Please report every line from the material that contains the word "this".

Entries with figure data:
------------
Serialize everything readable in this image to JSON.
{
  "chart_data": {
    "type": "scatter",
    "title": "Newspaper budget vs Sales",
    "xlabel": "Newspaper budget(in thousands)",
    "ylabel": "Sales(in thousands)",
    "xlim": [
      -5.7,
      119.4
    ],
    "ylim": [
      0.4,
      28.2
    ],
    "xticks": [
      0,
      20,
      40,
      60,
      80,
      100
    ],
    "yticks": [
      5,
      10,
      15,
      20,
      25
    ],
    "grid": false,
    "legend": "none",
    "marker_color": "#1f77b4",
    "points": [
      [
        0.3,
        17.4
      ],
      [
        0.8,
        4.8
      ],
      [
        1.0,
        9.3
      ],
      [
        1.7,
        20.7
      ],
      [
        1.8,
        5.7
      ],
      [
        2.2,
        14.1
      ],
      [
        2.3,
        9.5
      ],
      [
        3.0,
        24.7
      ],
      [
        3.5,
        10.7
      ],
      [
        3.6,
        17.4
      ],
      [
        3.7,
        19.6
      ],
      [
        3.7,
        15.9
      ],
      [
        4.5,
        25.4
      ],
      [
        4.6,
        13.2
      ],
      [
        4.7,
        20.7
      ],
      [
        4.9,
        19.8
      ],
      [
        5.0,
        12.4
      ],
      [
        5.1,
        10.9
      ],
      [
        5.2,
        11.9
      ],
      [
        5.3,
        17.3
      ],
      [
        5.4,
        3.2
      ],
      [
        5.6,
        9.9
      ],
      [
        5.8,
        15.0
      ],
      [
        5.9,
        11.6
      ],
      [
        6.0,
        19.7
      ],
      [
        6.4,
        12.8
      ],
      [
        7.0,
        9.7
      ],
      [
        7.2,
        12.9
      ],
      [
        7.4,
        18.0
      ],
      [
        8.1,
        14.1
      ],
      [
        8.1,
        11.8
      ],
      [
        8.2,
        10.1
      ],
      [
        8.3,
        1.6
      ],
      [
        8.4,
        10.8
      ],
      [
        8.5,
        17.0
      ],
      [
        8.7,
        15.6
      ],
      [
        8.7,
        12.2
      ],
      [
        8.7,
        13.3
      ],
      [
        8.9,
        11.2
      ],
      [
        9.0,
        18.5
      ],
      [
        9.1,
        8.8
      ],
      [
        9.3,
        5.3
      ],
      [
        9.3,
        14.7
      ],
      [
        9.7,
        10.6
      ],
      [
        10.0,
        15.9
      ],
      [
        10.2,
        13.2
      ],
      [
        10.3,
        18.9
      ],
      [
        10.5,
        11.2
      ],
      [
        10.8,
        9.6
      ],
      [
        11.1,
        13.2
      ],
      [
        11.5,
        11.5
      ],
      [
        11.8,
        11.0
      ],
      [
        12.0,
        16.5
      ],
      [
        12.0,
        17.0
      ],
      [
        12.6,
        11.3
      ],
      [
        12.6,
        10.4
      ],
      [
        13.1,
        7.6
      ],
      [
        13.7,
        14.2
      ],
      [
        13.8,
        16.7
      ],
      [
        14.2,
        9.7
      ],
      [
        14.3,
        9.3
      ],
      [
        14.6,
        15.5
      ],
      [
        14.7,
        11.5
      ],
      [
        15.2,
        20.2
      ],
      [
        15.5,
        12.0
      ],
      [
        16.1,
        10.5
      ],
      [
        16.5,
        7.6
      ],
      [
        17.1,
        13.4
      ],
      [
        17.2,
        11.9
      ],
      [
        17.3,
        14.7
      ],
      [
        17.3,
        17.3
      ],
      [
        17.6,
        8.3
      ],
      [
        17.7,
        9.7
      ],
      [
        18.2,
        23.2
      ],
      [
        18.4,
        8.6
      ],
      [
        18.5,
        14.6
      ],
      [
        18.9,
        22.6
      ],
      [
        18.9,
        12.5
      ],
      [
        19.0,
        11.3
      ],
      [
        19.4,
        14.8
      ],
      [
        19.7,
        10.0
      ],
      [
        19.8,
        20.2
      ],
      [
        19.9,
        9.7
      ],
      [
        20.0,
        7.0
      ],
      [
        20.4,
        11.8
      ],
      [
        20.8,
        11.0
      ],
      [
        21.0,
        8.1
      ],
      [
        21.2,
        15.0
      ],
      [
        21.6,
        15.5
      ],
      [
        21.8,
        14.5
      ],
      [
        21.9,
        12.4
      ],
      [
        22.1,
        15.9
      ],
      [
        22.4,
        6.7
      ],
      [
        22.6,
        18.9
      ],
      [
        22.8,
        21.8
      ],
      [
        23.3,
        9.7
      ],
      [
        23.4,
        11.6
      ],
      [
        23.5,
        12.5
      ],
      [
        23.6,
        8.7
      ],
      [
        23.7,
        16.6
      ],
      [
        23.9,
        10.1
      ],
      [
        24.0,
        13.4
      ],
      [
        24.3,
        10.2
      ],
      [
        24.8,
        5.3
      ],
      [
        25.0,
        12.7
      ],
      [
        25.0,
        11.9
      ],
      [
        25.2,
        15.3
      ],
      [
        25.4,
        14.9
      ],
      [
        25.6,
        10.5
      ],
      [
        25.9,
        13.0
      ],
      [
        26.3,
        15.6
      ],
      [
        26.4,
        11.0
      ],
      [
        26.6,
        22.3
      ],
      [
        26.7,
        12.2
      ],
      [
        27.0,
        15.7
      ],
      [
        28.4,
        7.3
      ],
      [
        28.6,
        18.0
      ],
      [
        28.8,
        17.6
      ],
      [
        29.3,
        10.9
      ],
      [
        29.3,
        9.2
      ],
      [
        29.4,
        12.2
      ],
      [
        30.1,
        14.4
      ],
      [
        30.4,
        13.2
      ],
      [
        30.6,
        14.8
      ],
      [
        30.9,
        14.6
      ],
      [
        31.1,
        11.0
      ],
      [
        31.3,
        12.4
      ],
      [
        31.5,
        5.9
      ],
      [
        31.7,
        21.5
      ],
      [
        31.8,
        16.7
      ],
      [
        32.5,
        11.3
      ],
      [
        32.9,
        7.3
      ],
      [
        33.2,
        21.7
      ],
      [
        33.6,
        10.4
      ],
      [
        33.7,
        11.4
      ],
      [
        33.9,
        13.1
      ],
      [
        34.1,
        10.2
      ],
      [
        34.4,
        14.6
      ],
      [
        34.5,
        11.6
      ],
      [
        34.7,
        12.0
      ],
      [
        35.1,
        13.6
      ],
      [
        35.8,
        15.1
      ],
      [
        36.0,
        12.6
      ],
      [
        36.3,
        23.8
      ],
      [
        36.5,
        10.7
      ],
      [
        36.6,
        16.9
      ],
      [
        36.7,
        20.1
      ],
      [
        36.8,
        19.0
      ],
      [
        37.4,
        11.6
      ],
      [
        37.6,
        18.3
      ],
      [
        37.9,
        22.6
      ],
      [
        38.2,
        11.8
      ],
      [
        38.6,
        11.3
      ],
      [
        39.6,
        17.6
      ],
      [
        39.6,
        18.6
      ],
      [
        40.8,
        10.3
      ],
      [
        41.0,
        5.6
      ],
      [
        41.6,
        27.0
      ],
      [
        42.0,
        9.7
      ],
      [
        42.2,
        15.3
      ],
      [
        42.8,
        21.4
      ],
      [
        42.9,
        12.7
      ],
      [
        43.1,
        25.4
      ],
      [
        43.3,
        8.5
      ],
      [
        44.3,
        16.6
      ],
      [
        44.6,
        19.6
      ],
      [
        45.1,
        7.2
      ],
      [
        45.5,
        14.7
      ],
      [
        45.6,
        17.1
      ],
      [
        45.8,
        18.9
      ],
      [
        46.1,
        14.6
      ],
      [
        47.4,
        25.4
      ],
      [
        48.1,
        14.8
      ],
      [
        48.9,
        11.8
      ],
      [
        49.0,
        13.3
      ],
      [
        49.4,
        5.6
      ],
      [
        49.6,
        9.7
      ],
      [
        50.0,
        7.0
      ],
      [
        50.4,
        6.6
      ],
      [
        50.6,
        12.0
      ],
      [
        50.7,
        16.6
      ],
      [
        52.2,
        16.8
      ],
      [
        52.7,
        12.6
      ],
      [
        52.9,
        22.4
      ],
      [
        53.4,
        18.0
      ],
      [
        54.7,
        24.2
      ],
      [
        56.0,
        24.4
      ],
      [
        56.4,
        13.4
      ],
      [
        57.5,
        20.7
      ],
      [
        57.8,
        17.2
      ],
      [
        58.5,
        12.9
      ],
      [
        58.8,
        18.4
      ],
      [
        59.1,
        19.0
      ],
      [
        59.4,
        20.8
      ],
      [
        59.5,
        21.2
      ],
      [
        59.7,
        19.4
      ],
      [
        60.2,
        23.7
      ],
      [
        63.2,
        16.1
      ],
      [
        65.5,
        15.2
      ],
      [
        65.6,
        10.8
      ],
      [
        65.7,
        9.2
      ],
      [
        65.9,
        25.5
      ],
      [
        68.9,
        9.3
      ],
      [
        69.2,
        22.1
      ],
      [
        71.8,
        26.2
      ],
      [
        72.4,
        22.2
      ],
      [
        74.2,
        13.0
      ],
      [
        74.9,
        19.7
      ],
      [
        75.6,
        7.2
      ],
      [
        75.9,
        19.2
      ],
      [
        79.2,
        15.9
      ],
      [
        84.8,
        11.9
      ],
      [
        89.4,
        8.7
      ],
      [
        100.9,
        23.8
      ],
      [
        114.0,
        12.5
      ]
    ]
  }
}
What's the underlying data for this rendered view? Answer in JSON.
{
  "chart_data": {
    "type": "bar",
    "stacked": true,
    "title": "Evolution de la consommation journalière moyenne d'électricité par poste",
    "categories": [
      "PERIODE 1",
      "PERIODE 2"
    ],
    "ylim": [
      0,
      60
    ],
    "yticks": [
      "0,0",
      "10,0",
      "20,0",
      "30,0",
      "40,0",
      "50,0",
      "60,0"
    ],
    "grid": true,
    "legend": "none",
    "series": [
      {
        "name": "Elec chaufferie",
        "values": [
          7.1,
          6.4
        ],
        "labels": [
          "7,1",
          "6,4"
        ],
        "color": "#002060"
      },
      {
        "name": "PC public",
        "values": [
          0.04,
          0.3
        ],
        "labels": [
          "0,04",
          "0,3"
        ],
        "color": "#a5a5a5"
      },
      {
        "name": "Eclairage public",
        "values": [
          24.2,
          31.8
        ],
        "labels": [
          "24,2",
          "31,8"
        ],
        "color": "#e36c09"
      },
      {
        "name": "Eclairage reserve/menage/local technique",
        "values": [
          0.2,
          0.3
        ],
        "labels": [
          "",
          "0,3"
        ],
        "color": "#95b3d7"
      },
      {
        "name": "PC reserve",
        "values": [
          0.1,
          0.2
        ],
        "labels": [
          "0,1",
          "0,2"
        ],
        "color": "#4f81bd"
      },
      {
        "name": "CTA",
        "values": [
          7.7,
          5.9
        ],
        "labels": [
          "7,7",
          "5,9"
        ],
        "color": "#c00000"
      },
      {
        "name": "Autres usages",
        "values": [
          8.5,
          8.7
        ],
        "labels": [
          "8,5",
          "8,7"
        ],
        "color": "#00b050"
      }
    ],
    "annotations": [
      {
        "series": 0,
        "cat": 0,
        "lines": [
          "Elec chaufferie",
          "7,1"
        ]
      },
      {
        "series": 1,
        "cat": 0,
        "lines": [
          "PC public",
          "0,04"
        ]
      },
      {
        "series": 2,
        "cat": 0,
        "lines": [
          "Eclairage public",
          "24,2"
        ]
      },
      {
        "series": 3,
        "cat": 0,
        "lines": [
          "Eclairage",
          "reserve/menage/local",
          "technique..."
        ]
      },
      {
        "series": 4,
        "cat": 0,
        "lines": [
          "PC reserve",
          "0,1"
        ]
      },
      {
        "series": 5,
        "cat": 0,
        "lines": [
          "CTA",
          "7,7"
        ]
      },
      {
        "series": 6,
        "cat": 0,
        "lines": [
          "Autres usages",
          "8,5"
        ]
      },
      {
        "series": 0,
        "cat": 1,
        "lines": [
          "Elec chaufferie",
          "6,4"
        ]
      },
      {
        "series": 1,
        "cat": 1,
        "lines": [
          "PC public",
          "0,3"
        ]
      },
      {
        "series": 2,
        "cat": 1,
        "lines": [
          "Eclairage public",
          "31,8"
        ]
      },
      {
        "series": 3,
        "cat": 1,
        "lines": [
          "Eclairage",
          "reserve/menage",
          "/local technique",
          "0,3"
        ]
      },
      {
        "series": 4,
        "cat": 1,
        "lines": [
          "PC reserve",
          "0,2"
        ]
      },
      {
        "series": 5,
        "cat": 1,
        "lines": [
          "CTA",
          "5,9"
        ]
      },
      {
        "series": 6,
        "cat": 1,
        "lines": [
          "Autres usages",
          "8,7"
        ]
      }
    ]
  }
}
------------
◆ **FULL RESPONSE**:
Serialize everything readable in this image to JSON.
What's the underlying data for this rendered view? Answer in JSON.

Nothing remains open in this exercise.